## SUPPLIED RECORDS

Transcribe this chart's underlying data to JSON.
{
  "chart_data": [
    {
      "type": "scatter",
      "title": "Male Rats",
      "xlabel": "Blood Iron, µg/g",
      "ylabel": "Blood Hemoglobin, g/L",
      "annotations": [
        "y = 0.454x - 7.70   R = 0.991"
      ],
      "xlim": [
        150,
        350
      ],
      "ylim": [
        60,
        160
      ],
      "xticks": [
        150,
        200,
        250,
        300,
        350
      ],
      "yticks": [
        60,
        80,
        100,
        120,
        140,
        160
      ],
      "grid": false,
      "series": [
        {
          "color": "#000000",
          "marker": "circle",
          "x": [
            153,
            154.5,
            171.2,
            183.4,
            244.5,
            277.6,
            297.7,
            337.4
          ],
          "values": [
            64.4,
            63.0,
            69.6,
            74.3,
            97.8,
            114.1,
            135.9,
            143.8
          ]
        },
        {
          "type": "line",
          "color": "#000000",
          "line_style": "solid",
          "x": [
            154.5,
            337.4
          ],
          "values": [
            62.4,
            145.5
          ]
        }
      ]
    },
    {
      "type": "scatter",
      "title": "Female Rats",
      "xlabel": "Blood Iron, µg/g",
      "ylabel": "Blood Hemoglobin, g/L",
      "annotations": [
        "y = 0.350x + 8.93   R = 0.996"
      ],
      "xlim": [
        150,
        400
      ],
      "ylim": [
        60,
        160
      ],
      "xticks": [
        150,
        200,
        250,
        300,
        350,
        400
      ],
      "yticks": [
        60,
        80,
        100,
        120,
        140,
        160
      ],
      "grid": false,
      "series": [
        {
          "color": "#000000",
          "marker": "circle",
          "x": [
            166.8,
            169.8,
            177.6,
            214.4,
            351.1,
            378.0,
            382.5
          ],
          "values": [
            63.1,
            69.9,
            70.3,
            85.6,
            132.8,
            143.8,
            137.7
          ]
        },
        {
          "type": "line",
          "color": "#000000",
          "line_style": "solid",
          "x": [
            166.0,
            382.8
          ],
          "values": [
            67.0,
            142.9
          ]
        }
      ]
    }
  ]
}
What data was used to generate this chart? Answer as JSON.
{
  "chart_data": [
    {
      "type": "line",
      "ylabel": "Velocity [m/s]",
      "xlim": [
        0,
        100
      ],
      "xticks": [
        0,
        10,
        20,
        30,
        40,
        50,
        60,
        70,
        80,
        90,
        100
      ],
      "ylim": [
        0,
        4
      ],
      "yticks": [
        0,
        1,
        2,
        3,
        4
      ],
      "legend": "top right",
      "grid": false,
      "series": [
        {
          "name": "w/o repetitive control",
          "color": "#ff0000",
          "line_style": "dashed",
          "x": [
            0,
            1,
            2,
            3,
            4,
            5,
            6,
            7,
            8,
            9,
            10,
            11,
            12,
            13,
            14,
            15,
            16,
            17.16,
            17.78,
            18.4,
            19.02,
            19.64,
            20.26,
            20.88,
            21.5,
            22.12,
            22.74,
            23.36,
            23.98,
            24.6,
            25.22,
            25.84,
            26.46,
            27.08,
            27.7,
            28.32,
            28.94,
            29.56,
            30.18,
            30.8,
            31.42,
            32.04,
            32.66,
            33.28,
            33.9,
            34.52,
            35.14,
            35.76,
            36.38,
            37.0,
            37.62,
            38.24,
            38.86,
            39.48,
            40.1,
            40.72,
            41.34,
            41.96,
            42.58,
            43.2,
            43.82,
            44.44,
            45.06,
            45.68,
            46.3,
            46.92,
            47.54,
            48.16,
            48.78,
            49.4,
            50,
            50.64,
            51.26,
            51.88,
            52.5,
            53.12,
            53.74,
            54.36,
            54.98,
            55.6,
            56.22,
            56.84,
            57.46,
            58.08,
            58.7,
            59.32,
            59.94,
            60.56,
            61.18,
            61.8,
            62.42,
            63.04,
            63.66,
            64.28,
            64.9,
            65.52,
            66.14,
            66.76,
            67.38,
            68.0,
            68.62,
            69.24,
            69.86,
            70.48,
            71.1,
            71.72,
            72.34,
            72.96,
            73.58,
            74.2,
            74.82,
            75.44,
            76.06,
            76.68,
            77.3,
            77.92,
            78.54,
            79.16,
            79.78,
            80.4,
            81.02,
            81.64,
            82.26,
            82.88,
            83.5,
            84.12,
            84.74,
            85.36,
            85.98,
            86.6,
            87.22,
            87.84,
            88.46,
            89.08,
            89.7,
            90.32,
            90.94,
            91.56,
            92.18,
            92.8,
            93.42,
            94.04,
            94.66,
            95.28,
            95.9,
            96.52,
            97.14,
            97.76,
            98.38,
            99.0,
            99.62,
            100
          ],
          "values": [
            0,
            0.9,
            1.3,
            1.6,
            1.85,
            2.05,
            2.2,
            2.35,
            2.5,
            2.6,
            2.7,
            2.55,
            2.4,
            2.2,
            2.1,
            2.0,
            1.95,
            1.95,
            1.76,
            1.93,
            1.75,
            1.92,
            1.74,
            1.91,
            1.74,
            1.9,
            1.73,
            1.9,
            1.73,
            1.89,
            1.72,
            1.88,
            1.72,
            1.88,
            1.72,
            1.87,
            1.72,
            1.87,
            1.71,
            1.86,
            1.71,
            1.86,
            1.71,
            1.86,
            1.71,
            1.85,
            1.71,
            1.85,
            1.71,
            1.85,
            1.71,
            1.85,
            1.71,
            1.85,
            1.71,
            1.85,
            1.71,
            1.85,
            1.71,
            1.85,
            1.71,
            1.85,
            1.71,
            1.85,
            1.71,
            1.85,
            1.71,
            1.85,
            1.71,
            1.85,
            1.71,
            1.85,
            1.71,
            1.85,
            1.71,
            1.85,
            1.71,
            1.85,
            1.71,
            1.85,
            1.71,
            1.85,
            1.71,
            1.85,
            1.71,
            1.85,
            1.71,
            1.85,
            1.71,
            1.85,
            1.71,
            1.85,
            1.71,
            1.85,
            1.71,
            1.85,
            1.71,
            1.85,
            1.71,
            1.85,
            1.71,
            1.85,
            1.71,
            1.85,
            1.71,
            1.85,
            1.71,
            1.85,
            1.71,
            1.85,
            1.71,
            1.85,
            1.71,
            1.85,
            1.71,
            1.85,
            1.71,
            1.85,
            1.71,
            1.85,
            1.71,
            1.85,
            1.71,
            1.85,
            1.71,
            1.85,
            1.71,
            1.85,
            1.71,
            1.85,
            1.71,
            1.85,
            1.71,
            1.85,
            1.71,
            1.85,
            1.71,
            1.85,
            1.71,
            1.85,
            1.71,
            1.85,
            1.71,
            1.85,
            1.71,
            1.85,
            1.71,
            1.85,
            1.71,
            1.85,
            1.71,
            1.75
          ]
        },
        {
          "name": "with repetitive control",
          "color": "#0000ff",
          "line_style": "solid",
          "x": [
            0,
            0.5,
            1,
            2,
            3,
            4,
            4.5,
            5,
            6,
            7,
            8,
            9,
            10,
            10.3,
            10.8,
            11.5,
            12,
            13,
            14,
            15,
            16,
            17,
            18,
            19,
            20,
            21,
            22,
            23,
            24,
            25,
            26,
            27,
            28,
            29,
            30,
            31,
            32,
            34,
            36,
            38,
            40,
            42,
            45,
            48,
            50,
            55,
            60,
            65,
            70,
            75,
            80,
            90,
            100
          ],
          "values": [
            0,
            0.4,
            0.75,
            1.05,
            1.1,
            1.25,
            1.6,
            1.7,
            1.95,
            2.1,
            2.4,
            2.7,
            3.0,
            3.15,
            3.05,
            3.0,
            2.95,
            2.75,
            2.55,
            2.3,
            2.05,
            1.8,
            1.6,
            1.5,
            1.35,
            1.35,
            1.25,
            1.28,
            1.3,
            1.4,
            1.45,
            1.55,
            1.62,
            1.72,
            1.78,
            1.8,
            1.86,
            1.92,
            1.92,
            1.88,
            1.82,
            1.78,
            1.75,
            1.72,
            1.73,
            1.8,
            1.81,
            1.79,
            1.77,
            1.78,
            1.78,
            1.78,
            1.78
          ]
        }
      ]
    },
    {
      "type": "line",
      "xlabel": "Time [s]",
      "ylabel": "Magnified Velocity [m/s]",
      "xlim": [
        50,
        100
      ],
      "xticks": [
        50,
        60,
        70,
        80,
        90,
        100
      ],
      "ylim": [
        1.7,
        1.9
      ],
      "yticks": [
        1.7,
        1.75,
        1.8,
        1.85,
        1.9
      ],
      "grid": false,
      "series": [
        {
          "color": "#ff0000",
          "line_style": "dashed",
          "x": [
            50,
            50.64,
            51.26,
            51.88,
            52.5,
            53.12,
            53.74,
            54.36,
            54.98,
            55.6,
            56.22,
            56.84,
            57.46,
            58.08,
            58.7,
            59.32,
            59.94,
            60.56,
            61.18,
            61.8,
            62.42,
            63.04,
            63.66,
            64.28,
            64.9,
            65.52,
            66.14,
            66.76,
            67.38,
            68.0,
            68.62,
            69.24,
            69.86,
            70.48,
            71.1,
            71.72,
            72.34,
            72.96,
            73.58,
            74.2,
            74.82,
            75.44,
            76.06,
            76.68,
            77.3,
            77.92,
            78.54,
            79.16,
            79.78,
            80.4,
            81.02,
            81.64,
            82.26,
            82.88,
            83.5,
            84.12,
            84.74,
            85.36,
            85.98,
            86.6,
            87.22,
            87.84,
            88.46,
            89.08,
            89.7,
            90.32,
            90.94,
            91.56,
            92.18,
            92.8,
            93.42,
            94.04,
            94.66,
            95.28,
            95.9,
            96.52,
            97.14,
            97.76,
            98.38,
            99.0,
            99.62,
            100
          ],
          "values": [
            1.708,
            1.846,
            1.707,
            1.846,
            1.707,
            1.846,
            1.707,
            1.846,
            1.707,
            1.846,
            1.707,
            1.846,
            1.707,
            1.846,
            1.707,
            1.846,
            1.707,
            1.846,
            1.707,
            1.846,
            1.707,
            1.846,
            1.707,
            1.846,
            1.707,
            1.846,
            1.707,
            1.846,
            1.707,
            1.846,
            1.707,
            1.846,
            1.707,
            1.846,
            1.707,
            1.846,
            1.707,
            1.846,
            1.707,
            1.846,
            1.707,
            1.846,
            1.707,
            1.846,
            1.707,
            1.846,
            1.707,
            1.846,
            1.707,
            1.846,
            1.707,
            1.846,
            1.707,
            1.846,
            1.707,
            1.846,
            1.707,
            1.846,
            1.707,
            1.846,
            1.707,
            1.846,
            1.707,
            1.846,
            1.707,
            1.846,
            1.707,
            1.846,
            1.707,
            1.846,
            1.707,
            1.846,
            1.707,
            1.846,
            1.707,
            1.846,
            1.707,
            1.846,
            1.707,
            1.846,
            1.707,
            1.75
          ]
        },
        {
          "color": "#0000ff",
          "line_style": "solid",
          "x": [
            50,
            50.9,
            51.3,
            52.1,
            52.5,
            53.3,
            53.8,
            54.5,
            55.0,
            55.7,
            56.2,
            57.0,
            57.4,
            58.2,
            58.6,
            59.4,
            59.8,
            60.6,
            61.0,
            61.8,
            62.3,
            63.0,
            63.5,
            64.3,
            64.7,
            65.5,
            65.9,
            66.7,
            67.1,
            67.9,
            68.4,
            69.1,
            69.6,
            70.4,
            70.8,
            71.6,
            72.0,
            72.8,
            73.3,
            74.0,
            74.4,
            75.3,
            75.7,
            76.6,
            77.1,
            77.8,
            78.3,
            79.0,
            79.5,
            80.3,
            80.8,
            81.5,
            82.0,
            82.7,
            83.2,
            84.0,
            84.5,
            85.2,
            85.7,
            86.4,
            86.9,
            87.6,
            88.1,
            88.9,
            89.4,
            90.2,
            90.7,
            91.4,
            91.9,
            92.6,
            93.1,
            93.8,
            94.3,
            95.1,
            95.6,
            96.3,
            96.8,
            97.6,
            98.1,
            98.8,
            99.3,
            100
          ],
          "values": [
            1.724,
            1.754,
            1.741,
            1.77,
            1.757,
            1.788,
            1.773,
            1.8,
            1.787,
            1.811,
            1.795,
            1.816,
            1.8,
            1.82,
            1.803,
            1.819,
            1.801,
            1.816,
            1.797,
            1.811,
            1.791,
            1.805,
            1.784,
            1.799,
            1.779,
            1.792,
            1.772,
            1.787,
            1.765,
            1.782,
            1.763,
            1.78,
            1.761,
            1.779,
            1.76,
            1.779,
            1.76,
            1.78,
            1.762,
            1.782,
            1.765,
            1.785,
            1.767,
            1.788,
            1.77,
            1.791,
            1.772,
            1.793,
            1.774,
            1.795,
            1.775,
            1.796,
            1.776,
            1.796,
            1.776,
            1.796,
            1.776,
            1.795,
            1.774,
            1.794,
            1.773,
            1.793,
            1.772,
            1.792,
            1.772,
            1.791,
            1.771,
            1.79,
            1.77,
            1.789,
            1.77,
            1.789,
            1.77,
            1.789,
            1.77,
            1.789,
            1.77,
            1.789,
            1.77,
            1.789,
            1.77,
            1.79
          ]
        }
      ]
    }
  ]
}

## STATED PROBLEM
Gather from the entries above all lines that include the string "control".

## EXERCISE OUTPUT
          "name": "w/o repetitive control",
          "name": "with repetitive control",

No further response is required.